**INSTRUCTION:** Return the records that follow, matching each one exactly.

**RECORDS FOR THE TASK:**
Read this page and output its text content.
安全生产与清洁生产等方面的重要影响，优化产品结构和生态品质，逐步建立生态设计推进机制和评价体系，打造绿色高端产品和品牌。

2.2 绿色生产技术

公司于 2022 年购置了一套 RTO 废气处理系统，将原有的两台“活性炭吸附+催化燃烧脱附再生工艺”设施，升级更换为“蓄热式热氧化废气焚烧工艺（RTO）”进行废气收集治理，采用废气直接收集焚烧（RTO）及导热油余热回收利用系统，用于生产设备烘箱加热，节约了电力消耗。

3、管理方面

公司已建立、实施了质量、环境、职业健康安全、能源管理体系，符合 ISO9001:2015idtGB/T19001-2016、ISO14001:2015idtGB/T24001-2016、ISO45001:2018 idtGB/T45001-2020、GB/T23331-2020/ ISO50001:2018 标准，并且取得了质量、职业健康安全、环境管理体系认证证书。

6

**RESPONSE TO THIS TASK:**
Read this page and output its text content.
安全生产与清洁生产等方面的重要影响，优化产品结构和生态品质，逐步建立生态设计推进机制和评价体系，打造绿色高端产品和品牌。

2.2 绿色生产技术

公司于 2022 年购置了一套 RTO 废气处理系统，将原有的两台“活性炭吸附+催化燃烧脱附再生工艺”设施，升级更换为“蓄热式热氧化废气焚烧工艺（RTO）”进行废气收集治理，采用废气直接收集焚烧（RTO）及导热油余热回收利用系统，用于生产设备烘箱加热，节约了电力消耗。

3、管理方面

公司已建立、实施了质量、环境、职业健康安全、能源管理体系，符合 ISO9001:2015idtGB/T19001-2016、ISO14001:2015idtGB/T24001-2016、ISO45001:2018 idtGB/T45001-2020、GB/T23331-2020/ ISO50001:2018 标准，并且取得了质量、职业健康安全、环境管理体系认证证书。

6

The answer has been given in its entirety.